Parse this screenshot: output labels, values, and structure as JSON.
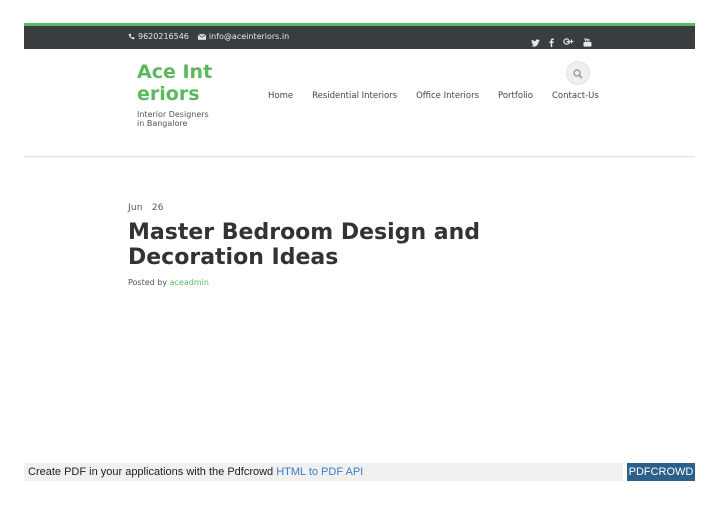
{
  "topbar": {
    "phone": "9620216546",
    "email": "info@aceinteriors.in",
    "social_icons": [
      "twitter-icon",
      "facebook-icon",
      "google-plus-icon",
      "youtube-icon"
    ]
  },
  "branding": {
    "title": "Ace Interiors",
    "tagline": "Interior Designers in Bangalore",
    "accent_color": "#5cb85c"
  },
  "nav": {
    "items": [
      "Home",
      "Residential Interiors",
      "Office Interiors",
      "Portfolio",
      "Contact-Us"
    ]
  },
  "post": {
    "date": "Jun   26",
    "title": "Master Bedroom Design and Decoration Ideas",
    "posted_by": "Posted by",
    "author": "aceadmin"
  },
  "pdfcrowd": {
    "text": "Create PDF in your applications with the Pdfcrowd",
    "link": "HTML to PDF API",
    "badge": "PDFCROWD"
  }
}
○ ○ ○ ○ ○
* Goal *
Copy every entry exactly as written. Pictures are excluded.

* Worked answer *
Parse this screenshot: output labels, values, and structure as JSON.
{
  "topbar": {
    "phone": "9620216546",
    "email": "info@aceinteriors.in",
    "social_icons": [
      "twitter-icon",
      "facebook-icon",
      "google-plus-icon",
      "youtube-icon"
    ]
  },
  "branding": {
    "title": "Ace Interiors",
    "tagline": "Interior Designers in Bangalore",
    "accent_color": "#5cb85c"
  },
  "nav": {
    "items": [
      "Home",
      "Residential Interiors",
      "Office Interiors",
      "Portfolio",
      "Contact-Us"
    ]
  },
  "post": {
    "date": "Jun   26",
    "title": "Master Bedroom Design and Decoration Ideas",
    "posted_by": "Posted by",
    "author": "aceadmin"
  },
  "pdfcrowd": {
    "text": "Create PDF in your applications with the Pdfcrowd",
    "link": "HTML to PDF API",
    "badge": "PDFCROWD"
  }
}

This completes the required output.